§ Your instructions: Read the records and gather each line that includes "screenshot".

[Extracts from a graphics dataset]

——————————

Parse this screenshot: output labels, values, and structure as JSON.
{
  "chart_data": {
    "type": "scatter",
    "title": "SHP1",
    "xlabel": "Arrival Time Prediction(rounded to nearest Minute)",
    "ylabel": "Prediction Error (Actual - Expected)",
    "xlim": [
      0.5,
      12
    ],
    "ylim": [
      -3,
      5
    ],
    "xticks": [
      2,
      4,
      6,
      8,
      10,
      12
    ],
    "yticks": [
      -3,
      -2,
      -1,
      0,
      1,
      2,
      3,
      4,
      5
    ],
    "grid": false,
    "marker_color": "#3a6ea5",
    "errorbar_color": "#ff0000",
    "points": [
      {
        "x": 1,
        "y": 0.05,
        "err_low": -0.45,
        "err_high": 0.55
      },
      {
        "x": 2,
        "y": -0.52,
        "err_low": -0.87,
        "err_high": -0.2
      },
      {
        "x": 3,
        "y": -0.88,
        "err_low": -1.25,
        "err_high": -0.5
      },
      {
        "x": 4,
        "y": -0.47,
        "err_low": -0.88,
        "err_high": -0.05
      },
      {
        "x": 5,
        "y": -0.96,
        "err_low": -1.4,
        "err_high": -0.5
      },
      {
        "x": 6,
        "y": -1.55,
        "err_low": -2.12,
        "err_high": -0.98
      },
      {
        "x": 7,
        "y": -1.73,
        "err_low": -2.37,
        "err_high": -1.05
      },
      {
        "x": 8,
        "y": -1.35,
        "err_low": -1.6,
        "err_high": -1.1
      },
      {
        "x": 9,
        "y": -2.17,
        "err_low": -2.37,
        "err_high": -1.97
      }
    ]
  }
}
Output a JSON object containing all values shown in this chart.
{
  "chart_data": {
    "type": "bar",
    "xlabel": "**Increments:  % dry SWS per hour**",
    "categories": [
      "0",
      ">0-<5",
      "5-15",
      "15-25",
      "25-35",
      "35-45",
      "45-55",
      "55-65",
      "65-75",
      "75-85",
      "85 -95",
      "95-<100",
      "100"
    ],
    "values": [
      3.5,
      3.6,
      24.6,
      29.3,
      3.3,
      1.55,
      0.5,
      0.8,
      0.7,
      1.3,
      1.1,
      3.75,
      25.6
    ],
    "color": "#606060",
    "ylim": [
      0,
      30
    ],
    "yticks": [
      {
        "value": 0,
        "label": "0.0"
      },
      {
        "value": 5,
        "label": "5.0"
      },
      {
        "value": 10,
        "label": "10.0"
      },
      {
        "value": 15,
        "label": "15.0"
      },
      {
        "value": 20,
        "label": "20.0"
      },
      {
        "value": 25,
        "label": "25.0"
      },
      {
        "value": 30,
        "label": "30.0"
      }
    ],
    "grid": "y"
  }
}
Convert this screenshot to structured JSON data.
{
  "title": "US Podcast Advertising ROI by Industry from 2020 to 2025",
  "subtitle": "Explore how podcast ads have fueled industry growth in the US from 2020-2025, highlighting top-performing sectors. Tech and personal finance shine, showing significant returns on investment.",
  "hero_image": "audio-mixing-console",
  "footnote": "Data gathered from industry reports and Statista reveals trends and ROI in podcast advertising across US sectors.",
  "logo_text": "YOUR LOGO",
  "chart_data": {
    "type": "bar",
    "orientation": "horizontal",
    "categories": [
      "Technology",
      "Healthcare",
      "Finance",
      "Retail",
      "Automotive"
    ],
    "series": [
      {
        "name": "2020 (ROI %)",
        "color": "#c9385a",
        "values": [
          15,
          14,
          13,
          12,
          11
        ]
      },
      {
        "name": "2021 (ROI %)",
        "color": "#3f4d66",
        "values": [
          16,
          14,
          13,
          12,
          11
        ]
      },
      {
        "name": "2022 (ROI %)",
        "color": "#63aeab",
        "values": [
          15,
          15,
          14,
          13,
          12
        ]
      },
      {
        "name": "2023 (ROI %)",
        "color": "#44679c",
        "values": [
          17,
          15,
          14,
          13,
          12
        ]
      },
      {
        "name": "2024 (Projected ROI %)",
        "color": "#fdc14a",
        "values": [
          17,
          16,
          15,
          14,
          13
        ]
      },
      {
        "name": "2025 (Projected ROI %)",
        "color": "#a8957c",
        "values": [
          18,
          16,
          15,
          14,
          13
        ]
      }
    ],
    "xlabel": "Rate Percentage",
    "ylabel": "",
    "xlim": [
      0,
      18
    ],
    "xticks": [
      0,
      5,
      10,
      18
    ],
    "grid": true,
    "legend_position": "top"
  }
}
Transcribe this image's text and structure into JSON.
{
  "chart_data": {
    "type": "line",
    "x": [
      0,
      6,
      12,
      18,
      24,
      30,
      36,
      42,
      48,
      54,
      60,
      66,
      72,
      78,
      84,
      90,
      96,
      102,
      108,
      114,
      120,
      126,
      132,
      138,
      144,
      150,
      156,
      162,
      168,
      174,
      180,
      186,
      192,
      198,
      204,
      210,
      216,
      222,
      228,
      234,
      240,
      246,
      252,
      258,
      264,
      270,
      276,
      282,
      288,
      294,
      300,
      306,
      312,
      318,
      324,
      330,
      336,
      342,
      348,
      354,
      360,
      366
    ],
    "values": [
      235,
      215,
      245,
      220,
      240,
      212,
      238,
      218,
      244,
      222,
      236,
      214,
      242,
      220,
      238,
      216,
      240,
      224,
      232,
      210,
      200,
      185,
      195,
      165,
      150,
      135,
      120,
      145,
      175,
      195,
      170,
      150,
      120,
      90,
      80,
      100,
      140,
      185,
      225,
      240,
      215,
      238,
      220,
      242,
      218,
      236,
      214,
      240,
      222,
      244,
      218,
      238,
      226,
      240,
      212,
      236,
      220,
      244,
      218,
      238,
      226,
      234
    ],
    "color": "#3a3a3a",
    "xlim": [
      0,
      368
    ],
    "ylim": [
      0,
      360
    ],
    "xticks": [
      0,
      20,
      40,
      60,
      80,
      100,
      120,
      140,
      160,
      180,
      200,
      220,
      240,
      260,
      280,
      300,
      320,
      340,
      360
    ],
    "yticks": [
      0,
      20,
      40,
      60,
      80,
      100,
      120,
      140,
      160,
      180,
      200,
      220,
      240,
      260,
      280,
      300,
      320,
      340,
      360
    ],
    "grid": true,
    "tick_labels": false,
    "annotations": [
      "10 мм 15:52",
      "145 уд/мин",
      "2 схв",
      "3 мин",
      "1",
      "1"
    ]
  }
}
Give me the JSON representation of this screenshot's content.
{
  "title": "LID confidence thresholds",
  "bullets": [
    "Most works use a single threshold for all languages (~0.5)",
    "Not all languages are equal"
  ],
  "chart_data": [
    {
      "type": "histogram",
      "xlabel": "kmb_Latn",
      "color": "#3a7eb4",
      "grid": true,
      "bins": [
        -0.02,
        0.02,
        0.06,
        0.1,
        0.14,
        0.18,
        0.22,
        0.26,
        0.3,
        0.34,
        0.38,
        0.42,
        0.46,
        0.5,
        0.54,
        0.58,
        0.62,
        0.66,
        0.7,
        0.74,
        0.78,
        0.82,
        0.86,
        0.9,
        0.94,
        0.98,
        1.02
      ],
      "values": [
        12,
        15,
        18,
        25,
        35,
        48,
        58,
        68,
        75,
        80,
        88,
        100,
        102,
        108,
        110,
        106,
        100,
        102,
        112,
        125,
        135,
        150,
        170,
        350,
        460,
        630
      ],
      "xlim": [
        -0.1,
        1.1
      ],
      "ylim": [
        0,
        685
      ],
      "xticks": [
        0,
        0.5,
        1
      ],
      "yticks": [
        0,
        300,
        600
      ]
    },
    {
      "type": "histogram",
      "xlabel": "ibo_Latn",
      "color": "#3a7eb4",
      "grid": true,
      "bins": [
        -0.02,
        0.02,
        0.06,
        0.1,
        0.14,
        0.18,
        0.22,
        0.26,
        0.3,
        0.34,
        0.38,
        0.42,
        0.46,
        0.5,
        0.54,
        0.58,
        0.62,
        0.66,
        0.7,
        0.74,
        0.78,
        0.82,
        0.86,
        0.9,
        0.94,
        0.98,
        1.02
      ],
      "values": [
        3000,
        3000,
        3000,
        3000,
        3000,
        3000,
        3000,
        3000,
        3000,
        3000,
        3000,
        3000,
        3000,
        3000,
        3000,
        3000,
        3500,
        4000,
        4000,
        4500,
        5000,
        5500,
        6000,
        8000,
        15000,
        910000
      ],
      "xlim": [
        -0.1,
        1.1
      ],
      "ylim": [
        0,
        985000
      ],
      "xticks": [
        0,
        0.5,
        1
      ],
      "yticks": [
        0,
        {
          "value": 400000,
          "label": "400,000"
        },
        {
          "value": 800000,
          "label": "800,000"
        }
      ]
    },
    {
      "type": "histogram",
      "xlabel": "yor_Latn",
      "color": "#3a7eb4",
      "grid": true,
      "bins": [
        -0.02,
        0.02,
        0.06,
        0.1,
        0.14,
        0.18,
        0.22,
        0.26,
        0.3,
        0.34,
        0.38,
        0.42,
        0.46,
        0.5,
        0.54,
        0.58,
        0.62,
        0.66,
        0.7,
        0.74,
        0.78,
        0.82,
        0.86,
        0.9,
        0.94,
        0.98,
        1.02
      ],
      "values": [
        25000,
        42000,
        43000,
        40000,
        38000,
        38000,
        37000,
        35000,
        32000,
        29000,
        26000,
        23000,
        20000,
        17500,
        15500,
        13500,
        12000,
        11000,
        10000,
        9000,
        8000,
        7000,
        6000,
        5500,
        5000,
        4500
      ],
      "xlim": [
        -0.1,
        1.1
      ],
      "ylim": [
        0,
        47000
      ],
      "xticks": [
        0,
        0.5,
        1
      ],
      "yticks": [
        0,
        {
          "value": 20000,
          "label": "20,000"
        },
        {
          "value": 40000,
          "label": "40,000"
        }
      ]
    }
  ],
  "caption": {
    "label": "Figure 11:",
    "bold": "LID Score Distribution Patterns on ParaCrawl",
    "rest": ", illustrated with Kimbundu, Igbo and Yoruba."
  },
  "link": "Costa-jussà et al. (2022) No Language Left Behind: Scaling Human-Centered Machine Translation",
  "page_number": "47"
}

——————————

§ Exercise response:
Parse this screenshot: output labels, values, and structure as JSON.
Convert this screenshot to structured JSON data.
Give me the JSON representation of this screenshot's content.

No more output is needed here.